Select and reproduce each line of the listing below that bears the string "risk".

-- Start of Dataset records --

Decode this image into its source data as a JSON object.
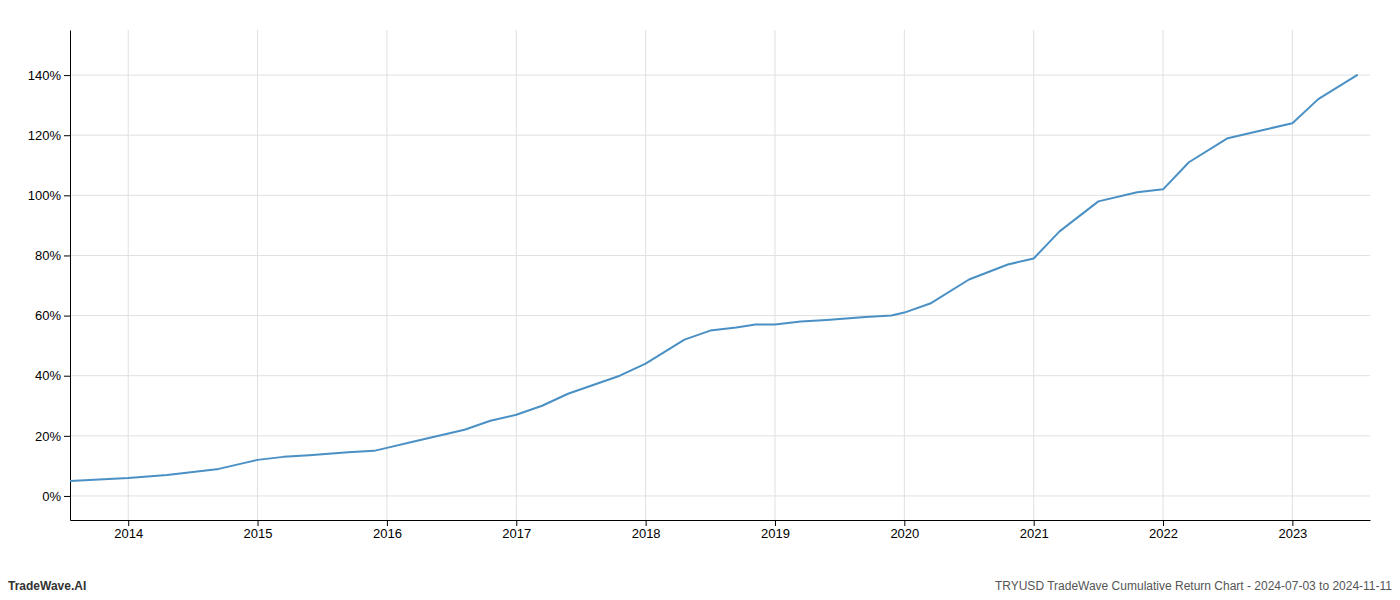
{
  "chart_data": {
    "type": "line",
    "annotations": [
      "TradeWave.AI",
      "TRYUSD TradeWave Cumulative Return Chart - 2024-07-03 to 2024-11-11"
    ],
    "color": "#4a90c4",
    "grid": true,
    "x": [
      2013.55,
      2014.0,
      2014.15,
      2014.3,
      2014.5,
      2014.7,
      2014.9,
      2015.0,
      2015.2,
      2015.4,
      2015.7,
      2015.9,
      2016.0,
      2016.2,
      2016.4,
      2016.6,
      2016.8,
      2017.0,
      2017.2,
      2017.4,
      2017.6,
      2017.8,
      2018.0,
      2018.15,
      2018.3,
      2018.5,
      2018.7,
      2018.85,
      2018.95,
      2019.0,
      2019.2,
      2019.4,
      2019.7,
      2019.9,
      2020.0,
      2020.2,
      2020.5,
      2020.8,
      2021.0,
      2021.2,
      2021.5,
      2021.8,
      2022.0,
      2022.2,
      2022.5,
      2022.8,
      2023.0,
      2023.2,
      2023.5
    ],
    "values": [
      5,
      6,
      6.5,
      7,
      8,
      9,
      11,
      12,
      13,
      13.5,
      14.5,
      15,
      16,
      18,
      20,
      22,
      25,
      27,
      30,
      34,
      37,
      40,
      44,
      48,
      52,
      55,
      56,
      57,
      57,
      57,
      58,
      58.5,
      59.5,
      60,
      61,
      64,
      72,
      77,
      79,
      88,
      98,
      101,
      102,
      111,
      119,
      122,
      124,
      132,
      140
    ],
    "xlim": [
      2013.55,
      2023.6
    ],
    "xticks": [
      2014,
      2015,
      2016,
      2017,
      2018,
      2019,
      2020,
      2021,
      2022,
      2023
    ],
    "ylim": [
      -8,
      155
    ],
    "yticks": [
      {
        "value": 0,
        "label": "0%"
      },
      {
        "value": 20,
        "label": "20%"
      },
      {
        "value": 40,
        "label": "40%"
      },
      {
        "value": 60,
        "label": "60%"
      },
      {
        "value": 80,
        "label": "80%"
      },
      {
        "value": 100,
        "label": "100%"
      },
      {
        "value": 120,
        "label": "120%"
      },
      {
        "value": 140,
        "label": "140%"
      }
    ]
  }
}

-- End of Dataset records --
-- Start of Dataset records --

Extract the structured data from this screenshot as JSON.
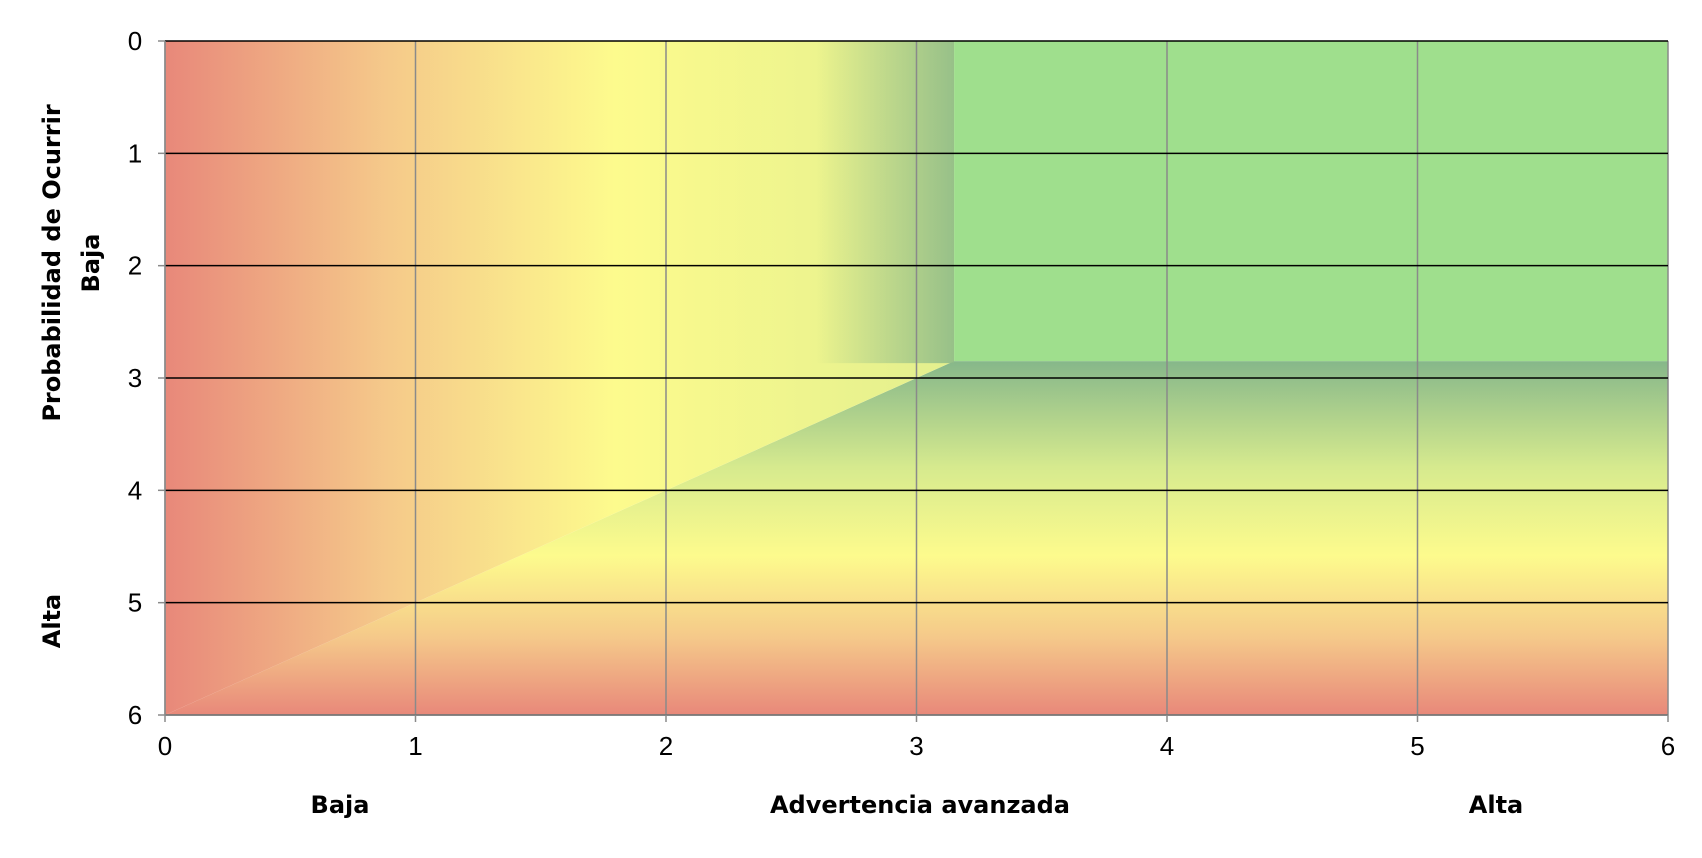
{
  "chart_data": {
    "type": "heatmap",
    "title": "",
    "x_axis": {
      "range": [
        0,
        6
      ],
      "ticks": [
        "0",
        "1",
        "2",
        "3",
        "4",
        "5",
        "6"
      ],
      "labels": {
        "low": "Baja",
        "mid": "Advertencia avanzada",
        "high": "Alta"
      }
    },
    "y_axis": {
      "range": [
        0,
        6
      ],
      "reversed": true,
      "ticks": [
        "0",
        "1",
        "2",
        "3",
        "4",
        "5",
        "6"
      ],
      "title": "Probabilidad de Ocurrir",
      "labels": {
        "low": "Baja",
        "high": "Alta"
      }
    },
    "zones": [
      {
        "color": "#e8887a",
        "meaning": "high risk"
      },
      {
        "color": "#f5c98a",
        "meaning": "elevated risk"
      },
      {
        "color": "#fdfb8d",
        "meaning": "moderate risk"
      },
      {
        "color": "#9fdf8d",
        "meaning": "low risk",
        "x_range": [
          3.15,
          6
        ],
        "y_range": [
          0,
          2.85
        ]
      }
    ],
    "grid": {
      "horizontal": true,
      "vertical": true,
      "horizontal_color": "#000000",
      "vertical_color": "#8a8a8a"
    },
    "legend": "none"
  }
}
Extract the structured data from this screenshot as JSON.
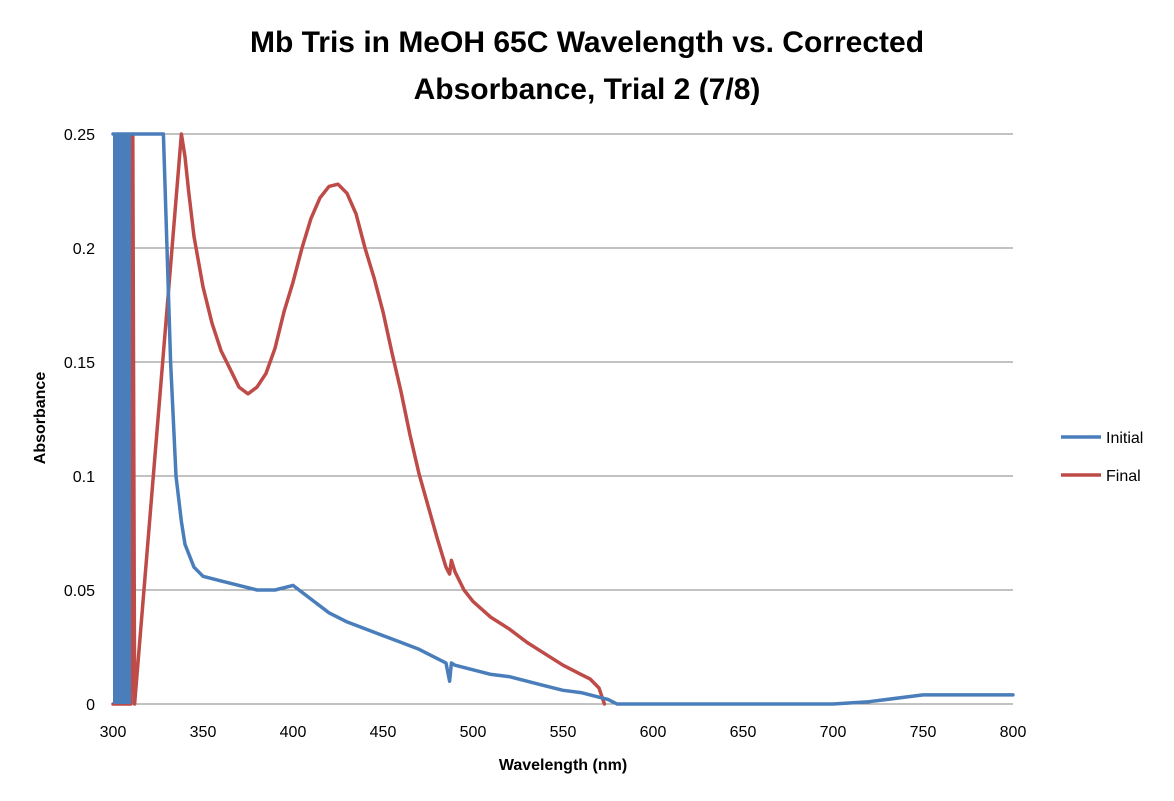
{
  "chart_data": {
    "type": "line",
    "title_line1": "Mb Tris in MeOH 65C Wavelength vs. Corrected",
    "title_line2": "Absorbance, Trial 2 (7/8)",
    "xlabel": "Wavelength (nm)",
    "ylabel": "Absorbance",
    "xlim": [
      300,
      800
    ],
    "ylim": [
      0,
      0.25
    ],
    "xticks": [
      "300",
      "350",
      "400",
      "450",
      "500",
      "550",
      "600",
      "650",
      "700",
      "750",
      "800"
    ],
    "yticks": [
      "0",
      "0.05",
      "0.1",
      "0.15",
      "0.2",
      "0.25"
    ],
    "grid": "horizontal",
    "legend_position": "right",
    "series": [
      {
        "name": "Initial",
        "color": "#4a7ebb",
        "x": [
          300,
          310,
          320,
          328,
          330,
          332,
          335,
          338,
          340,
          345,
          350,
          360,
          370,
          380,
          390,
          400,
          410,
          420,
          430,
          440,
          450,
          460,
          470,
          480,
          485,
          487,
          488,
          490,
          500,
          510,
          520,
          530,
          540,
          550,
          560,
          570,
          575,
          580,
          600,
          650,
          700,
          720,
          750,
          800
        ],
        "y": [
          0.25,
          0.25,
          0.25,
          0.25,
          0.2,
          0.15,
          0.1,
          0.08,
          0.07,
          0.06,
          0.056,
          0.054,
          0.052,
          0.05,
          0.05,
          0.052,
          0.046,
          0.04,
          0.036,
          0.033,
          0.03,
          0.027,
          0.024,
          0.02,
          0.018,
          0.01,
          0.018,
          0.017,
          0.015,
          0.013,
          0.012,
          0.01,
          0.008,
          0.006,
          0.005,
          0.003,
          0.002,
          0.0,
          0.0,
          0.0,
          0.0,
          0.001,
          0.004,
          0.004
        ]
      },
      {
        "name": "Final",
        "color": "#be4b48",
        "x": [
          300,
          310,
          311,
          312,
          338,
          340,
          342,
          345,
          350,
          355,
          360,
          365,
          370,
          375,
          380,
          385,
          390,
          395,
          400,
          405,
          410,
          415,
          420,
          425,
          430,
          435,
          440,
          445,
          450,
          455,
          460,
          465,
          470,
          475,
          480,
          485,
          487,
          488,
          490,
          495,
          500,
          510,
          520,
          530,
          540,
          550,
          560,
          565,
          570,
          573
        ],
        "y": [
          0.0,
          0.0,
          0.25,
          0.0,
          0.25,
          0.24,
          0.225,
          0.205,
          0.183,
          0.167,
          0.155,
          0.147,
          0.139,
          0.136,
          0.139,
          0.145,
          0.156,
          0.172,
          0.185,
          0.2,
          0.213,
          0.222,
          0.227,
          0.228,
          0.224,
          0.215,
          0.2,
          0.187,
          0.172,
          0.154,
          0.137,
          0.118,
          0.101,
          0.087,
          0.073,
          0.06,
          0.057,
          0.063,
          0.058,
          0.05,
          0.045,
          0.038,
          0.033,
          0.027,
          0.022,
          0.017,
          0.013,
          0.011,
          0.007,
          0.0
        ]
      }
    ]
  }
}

-- End of Dataset records --

Exercise output =
        "meaning": "high risk"
        "meaning": "elevated risk"
        "meaning": "moderate risk"
        "meaning": "low risk",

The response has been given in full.